● INFORMATION SHOWN
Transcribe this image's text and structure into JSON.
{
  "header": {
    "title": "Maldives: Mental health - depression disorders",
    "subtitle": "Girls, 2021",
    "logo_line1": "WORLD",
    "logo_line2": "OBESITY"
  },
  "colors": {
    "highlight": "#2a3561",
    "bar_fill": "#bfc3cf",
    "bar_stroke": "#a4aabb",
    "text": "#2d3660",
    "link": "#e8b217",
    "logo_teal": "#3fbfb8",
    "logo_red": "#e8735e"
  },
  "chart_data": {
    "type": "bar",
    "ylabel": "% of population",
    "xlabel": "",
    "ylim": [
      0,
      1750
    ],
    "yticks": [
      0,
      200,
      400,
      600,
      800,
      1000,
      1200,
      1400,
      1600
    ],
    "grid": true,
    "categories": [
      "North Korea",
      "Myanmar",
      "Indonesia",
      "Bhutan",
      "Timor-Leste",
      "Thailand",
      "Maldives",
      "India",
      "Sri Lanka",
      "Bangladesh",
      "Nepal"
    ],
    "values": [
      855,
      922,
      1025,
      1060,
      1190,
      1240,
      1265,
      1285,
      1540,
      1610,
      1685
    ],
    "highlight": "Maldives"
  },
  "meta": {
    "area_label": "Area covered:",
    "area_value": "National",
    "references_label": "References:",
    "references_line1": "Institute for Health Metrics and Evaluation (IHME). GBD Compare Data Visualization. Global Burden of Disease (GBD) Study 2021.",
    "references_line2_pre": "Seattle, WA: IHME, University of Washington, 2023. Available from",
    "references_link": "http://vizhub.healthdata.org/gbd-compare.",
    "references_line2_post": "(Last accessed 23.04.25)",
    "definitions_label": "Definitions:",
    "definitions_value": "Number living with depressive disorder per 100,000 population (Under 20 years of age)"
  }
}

● EXERCISE OBJECTIVE
Output the records exactly, including every line.

● EXPECTED ANSWER
Transcribe this image's text and structure into JSON.
{
  "header": {
    "title": "Maldives: Mental health - depression disorders",
    "subtitle": "Girls, 2021",
    "logo_line1": "WORLD",
    "logo_line2": "OBESITY"
  },
  "colors": {
    "highlight": "#2a3561",
    "bar_fill": "#bfc3cf",
    "bar_stroke": "#a4aabb",
    "text": "#2d3660",
    "link": "#e8b217",
    "logo_teal": "#3fbfb8",
    "logo_red": "#e8735e"
  },
  "chart_data": {
    "type": "bar",
    "ylabel": "% of population",
    "xlabel": "",
    "ylim": [
      0,
      1750
    ],
    "yticks": [
      0,
      200,
      400,
      600,
      800,
      1000,
      1200,
      1400,
      1600
    ],
    "grid": true,
    "categories": [
      "North Korea",
      "Myanmar",
      "Indonesia",
      "Bhutan",
      "Timor-Leste",
      "Thailand",
      "Maldives",
      "India",
      "Sri Lanka",
      "Bangladesh",
      "Nepal"
    ],
    "values": [
      855,
      922,
      1025,
      1060,
      1190,
      1240,
      1265,
      1285,
      1540,
      1610,
      1685
    ],
    "highlight": "Maldives"
  },
  "meta": {
    "area_label": "Area covered:",
    "area_value": "National",
    "references_label": "References:",
    "references_line1": "Institute for Health Metrics and Evaluation (IHME). GBD Compare Data Visualization. Global Burden of Disease (GBD) Study 2021.",
    "references_line2_pre": "Seattle, WA: IHME, University of Washington, 2023. Available from",
    "references_link": "http://vizhub.healthdata.org/gbd-compare.",
    "references_line2_post": "(Last accessed 23.04.25)",
    "definitions_label": "Definitions:",
    "definitions_value": "Number living with depressive disorder per 100,000 population (Under 20 years of age)"
  }
}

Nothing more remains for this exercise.